*Texto apresentado*:
======
Comandante das Forças Armadas timorenses será candidato nas eleições presidenciais

O comandante das Forças Armadas timorenses anunciou hoje que vai ser candidato às eleições presidenciais previstas para março, mas referiu que, para isso, precisa da boa vontade do atual chefe de Estado para poder passar à reforma.

“Vou avançar. O senhor Presidente da República ainda não anunciou a data das eleições. Mas quando decretar, sem dúvida que me vou pronunciar”, afirmou Lere Anan Timur, em entrevista à agência Lusa.

“Já tenho 70 anos e este é o último passo na carreira. Vou tentar chegar até lá”, disse.

Para que isso ocorra, depois de o chefe de Estado marcar as eleições, é necessário concluir a sucessão na liderança das Falintil-Forças de Defesa de Timor-Leste (F-FDTL).

“É um processo que não é complicado, mas que depende da boa vontade do senhor Presidente da República, para não complicar a minha situação”, explicou.

“Eu estou na idade da reforma, já cumpri até mais do meu mandato. Já estou no terceiro mandato, que é uma coisa nova. É tempo de pedir a minha reforma”, acrescentou.

O requerimento com o pedido vai ser enviado ainda este mês para o Presidente, disse, iniciando-se depois o processo de nomeação do seu sucessor.

“Tem de haver boa vontade do senhor Presidente. Somos irmãos e um irmão não pode trair outro. Se recusar tem de explicar porque é que recusa a minha reforma”, disse.

Se o pedido de passagem à reforma for aceite, Lere Anan Timur vai preparar uma proposta com potenciais sucessores no cargo que enviará ao ministro da Defesa, Filomeno Paixão de Jesus, a quem cabe depois reunir o Conselho Superior Militar.

Uma proposta será levada por Filomeno Paixão ao Conselho de Ministros, que fará depois uma recomendação para o Presidente, a quem cabe fazer as nomeações.

Para Lere, porém, a boa vontade de Francisco Guterres Lú-Olo devia ser ainda mais ampla, cedendo o espaço ao comandante militar para que seja só ele o único candidato do partido em que os dois militam, a Frente Revolucionária do Timor-Leste Independente (Fretilin).

Lere, aliás, considera que a Fretilin tem de apoiar a sua candidatura, “queiram ou não queiram”, porque é membro do Comité Central do partido e que assim é preciso “chegar a um entendimento” com o atual chefe de Estado.

“Eu e o Lu-Olo temos de chegar a um entendimento. Eu vou dizer: irmão, já estiveste como presidente do Parlamento, como PR, porque é que não me cedes este período agora? Quero chegar a um acordo com o irmão Mari [secretário-geral da Fretilin] e Lu-Olo de um só candidato”, afirmou.
======
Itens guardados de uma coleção
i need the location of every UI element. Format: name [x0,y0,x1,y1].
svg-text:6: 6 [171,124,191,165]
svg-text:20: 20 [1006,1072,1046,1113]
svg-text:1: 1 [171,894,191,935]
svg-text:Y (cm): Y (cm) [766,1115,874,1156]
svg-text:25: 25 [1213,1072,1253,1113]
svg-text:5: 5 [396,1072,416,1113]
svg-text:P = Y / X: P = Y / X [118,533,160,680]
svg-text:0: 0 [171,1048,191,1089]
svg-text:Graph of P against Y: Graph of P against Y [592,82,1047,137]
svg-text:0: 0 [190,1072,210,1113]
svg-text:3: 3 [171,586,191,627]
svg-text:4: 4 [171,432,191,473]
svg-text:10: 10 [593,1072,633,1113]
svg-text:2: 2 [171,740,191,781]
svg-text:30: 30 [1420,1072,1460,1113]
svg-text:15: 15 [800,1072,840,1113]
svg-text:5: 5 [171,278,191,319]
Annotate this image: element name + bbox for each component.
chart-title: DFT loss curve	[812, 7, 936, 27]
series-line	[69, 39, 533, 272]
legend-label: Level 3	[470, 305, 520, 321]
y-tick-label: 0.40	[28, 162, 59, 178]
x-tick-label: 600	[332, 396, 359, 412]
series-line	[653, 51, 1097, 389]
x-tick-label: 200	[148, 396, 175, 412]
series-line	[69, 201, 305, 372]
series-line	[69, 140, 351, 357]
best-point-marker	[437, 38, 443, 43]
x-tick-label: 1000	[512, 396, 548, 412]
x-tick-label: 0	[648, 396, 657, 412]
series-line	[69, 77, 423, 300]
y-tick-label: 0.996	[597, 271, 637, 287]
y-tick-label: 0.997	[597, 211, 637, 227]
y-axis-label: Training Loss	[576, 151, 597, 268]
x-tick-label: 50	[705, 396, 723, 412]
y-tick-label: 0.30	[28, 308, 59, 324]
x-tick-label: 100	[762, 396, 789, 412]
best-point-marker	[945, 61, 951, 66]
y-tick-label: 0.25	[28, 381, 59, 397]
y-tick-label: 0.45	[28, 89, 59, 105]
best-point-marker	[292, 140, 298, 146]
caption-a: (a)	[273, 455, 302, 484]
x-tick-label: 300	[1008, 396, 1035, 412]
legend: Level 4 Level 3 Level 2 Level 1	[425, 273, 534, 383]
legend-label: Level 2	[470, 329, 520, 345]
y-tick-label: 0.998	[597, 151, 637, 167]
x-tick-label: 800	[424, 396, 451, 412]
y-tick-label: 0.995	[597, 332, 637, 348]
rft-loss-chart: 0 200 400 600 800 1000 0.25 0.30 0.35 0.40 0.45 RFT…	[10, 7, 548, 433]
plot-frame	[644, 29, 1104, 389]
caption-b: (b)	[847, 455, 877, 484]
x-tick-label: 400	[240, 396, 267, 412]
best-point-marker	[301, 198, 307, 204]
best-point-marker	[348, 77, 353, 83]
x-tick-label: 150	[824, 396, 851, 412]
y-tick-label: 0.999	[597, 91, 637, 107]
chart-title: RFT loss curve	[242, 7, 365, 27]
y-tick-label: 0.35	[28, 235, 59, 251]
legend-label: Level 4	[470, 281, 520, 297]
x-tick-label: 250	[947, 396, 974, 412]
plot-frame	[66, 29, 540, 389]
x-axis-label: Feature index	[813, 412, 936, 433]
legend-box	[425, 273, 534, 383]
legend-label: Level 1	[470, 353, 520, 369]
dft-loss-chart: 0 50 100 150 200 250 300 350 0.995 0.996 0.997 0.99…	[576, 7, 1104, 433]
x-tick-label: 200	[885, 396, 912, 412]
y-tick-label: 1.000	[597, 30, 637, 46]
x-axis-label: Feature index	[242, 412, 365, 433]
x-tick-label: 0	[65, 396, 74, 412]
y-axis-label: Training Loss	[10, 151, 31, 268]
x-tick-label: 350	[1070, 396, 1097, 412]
======
*Desafios*:
(1) Escreva sem alterações tudo o que vai desde "Comandante das Forças Armadas timorenses será" até "de Timor-Leste (F-FDTL)." na notícia sobre a candidatura de Lere Anan Timur.
(2) Retome a notícia sobre a candidatura de Lere Anan Timur e continue-a a partir da última frase apresentada.
As linhas provêm de outra fonte.

*Respostas por ordem*:
(1)
Comandante das Forças Armadas timorenses será candidato nas eleições presidenciais

O comandante das Forças Armadas timorenses anunciou hoje que vai ser candidato às eleições presidenciais previstas para março, mas referiu que, para isso, precisa da boa vontade do atual chefe de Estado para poder passar à reforma.

“Vou avançar. O senhor Presidente da República ainda não anunciou a data das eleições. Mas quando decretar, sem dúvida que me vou pronunciar”, afirmou Lere Anan Timur, em entrevista à agência Lusa.

“Já tenho 70 anos e este é o último passo na carreira. Vou tentar chegar até lá”, disse.

Para que isso ocorra, depois de o chefe de Estado marcar as eleições, é necessário concluir a sucessão na liderança das Falintil-Forças de Defesa de Timor-Leste (F-FDTL).

(2)
O mesmo relativamente a outro dos potenciais candidatos, o ex-Presidente da República José Ramos-Horta, que tem sido apontado como potencial candidato apoiado por Xanana Gusmão, presidente do Congresso Nacional da Reconstrução Timorense (CNRT).

“O irmão Horta também podia pensar bem nisso. Já foi Presidente, é Nobel da Paz. O meu irmão deve refletir e pensar bem. Que obra é que deixou incompleta no seu mandato? Deixou alguma”, questionou.

“Eu sempre disse que de 2022 a 2027 são cinco anos decisivos. A última oportunidade para a velha geração, dos katuas. Até lá Xanana terá 80 e tal anos, assim como Ramos-Horta e Mari. É bom serem só pais da nação nessa altura”, considerou.

Para já, referiu, o seu apoio mais consolidado está entre “os veteranos, o pessoal da resistência” e da luta contra a ocupação indonésia, mas garantiu que o seu apoio é maior, “e em todo o país, não só na ponta leste” de onde é originário, ou da Fretilin.

Questionado sobre se gostava de ter o apoio de Xanana Gusmão, Lere recordou que o líder histórico é seu padrinho de casamento e os laços que os unem.

“Estivemos sempre ao lado do nosso irmão, prontos até a oferecer a nossa vida para salvar a dele, como irmão dele. E um irmão não abandona outro. Mas com ou sem o apoio dele, vou avançar”, garantiu.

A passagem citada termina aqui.